■ **Stated exercise**:
Go over the entries below line by line, copying each one that contains the word "color".

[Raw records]
=-=-=-=-=
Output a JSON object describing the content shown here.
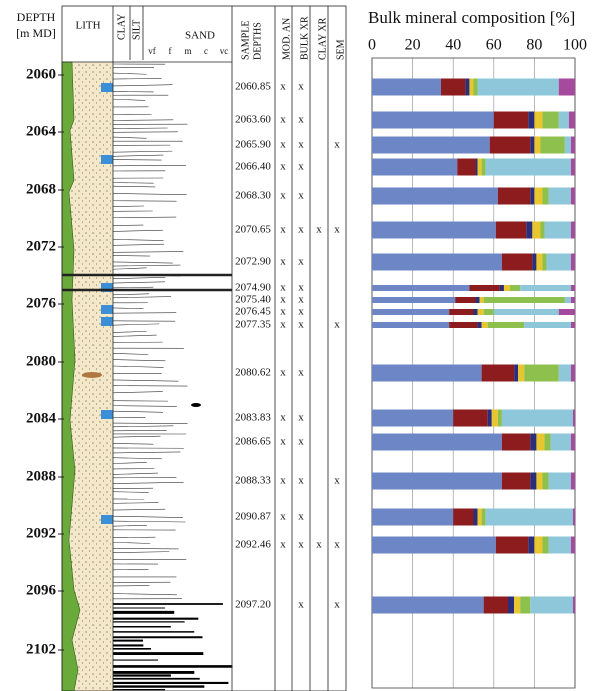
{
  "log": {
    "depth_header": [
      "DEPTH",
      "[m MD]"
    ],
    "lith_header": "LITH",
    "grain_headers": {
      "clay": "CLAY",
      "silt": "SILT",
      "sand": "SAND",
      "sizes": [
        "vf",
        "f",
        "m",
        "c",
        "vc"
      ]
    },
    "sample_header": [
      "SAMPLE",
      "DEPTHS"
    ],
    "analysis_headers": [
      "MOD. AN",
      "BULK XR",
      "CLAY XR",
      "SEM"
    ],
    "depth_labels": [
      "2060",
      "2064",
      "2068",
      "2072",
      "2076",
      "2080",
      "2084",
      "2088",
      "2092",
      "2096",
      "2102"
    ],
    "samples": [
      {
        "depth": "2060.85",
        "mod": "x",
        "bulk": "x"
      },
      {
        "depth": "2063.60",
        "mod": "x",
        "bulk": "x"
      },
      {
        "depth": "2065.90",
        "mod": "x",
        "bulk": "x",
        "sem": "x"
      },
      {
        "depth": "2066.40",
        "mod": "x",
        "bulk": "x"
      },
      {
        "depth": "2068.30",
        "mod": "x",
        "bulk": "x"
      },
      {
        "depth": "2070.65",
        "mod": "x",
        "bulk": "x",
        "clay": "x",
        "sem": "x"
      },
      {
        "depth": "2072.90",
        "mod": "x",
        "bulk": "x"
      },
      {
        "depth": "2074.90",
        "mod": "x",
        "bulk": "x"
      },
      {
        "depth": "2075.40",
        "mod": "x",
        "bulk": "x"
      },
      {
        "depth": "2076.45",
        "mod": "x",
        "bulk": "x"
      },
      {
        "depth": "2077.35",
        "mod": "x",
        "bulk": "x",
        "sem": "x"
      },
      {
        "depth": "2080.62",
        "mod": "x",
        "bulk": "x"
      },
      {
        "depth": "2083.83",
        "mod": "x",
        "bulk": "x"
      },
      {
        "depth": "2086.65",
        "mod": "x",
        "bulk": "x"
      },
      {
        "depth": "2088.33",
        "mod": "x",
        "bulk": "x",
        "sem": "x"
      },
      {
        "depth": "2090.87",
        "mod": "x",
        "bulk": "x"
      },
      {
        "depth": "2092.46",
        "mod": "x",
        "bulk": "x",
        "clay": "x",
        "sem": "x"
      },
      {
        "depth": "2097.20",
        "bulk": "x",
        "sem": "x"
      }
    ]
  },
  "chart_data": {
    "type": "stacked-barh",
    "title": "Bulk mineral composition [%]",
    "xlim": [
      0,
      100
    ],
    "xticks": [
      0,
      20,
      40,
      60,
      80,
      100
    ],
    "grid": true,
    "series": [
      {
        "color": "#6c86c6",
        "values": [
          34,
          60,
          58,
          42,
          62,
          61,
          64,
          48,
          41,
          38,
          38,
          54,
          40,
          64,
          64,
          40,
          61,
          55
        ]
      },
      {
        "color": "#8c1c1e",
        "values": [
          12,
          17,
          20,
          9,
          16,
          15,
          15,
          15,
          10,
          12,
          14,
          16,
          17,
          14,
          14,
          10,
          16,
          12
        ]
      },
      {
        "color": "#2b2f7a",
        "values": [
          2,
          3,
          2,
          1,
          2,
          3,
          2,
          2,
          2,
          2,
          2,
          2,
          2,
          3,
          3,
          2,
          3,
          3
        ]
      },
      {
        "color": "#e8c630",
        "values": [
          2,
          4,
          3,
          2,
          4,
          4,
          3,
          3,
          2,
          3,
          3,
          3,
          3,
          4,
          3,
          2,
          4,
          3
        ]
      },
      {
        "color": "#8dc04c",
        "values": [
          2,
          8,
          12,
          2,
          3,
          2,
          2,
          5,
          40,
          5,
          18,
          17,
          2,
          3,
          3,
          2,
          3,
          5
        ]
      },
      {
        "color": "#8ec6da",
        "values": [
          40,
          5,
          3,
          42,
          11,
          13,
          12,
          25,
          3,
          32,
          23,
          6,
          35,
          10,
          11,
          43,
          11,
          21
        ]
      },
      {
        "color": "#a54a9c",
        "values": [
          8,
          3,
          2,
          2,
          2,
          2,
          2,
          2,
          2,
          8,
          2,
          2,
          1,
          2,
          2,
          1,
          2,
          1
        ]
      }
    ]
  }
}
=-=-=-=-=
■ **Answer to the task**:
        "color": "#6c86c6",
        "color": "#8c1c1e",
        "color": "#2b2f7a",
        "color": "#e8c630",
        "color": "#8dc04c",
        "color": "#8ec6da",
        "color": "#a54a9c",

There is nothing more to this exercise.